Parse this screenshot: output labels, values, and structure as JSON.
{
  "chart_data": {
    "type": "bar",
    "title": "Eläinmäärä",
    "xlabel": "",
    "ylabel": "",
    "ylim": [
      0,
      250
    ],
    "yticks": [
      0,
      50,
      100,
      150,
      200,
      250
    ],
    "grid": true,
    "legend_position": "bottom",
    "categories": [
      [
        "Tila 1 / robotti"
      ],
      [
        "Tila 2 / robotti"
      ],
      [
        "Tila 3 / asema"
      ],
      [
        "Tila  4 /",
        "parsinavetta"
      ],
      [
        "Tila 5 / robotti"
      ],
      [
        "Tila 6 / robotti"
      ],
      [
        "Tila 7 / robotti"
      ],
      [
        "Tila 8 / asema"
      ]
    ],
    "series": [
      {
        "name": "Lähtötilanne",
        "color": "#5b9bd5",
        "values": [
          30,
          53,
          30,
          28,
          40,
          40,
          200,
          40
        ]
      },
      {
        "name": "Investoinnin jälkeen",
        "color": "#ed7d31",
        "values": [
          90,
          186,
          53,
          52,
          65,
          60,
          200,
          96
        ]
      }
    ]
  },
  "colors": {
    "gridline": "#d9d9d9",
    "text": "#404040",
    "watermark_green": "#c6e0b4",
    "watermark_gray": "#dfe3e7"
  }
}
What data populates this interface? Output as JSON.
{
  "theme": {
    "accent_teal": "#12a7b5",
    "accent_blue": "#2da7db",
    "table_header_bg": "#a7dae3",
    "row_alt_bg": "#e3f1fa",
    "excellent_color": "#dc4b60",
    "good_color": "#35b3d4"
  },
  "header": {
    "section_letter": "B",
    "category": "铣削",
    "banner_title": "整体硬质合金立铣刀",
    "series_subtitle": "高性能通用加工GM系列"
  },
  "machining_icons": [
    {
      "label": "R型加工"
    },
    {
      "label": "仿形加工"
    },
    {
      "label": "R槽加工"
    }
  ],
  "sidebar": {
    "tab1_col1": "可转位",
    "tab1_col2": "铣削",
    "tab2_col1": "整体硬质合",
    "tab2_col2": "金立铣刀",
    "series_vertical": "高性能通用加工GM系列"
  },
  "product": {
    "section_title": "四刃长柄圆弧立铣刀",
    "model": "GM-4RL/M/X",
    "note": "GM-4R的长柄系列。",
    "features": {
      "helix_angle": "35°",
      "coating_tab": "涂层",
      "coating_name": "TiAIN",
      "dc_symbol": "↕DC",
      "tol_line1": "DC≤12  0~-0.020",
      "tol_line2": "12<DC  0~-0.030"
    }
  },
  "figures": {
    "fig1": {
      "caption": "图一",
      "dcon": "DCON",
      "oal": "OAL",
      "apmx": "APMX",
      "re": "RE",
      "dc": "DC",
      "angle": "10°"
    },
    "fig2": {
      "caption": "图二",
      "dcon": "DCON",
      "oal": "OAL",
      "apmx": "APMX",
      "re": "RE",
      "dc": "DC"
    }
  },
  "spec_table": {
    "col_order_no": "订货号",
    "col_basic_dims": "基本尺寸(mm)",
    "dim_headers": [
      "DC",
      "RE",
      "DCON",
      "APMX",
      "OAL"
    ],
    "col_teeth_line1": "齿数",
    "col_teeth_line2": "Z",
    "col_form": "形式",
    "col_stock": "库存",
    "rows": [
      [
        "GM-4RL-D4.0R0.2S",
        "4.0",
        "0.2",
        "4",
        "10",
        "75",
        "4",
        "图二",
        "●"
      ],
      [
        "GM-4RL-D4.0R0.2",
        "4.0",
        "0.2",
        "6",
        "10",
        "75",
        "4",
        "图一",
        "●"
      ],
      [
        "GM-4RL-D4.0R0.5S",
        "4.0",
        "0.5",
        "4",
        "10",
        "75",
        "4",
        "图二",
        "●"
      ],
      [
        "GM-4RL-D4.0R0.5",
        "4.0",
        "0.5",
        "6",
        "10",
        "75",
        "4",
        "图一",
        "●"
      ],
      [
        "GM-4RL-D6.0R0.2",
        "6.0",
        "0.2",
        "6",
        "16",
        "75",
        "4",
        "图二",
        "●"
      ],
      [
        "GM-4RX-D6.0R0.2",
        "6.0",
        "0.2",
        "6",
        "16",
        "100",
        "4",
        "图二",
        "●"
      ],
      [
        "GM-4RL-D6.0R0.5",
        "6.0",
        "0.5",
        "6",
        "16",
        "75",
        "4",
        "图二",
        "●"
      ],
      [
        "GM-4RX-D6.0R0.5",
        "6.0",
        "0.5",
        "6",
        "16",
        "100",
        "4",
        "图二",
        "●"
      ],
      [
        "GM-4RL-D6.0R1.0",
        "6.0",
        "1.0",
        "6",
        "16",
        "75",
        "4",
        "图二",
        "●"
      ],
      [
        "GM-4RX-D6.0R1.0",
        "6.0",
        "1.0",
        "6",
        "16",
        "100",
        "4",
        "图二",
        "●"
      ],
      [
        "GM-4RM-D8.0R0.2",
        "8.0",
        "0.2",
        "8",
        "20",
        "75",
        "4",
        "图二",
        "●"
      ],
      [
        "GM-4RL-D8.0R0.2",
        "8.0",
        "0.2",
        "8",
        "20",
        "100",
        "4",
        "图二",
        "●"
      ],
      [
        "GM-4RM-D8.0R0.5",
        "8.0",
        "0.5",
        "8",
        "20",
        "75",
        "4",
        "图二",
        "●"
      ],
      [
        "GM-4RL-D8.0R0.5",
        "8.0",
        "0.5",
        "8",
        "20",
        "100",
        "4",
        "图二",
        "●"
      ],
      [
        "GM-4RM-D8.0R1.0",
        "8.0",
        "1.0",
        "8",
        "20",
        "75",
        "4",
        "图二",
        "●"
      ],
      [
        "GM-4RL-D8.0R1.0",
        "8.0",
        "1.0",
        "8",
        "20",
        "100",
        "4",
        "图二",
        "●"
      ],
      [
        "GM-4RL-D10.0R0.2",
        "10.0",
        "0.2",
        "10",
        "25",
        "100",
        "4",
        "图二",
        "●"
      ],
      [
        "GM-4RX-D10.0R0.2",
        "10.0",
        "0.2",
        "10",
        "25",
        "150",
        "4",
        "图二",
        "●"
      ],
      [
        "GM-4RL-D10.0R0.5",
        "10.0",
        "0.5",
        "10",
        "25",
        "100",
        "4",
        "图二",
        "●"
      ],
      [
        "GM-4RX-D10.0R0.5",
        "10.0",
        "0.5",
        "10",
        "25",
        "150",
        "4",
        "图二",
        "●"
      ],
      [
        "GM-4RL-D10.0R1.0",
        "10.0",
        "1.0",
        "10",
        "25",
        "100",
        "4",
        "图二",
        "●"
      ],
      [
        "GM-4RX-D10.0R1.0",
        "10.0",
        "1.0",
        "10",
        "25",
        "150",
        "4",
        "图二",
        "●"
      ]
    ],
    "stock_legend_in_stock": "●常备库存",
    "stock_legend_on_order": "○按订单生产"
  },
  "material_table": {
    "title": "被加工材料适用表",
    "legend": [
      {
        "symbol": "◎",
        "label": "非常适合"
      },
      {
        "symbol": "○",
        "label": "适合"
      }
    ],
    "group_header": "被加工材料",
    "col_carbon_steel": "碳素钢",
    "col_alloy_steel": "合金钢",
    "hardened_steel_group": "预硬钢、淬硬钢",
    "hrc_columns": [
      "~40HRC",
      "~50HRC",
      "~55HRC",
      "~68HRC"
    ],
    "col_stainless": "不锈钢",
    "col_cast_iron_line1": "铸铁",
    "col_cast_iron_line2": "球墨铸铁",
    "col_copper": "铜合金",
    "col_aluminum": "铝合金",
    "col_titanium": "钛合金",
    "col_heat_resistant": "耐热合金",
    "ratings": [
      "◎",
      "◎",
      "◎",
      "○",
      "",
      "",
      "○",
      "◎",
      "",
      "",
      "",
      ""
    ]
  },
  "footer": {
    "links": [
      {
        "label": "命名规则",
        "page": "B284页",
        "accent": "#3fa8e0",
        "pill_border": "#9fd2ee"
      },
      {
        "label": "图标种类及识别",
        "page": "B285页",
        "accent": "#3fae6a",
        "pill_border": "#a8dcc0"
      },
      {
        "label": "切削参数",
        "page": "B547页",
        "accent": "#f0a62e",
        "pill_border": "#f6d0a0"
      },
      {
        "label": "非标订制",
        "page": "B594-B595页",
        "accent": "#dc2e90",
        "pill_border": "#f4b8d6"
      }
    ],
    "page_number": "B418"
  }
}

● ● ● ● ● ● ●

WHAT IS REQUIRED
Which lines contain "高性能通用加工GM系列"? Copy each of them.

EXPECTED OUTPUT
    "series_subtitle": "高性能通用加工GM系列"
    "series_vertical": "高性能通用加工GM系列"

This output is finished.